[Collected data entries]

******************************

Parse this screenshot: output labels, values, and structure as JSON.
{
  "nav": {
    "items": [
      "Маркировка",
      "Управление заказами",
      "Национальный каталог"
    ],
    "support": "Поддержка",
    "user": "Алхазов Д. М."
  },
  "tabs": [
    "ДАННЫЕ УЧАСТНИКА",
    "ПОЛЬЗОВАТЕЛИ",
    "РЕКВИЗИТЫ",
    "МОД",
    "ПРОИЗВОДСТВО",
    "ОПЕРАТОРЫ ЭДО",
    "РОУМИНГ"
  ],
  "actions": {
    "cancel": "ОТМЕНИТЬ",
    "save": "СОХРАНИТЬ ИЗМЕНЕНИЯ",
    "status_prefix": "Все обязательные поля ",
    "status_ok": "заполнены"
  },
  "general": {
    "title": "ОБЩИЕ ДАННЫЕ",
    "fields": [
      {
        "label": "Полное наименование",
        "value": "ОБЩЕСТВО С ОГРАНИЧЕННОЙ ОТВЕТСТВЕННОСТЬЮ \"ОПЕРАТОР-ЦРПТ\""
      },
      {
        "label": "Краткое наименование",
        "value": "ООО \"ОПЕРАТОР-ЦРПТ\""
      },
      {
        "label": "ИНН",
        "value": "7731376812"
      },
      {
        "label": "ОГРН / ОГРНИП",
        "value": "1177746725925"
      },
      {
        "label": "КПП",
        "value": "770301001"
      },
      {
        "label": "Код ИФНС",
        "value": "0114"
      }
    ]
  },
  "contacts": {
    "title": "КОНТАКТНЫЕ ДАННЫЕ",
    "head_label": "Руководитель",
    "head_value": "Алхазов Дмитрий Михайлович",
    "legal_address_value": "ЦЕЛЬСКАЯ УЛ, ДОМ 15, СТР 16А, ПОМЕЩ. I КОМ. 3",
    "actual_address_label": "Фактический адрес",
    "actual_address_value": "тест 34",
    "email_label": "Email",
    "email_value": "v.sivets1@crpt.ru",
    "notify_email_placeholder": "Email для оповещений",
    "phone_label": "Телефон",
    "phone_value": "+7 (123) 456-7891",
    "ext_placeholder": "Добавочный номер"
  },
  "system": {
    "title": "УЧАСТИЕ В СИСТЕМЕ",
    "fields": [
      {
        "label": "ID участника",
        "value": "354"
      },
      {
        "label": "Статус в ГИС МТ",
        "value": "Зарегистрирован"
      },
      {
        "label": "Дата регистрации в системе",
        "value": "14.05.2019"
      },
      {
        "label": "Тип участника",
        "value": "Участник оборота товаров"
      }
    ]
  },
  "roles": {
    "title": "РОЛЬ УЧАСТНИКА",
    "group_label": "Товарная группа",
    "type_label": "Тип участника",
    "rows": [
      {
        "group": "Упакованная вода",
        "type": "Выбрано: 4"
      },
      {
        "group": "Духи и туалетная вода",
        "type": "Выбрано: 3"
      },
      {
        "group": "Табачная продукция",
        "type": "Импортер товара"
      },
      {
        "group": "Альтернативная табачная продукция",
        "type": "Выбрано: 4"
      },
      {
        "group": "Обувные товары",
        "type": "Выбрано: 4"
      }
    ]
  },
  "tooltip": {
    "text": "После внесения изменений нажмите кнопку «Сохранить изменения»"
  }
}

******************************

STATED PROBLEM
Each line in the listing above that contains "наименование" should be copied.

TASK ANSWER
        "label": "Полное наименование",
        "label": "Краткое наименование",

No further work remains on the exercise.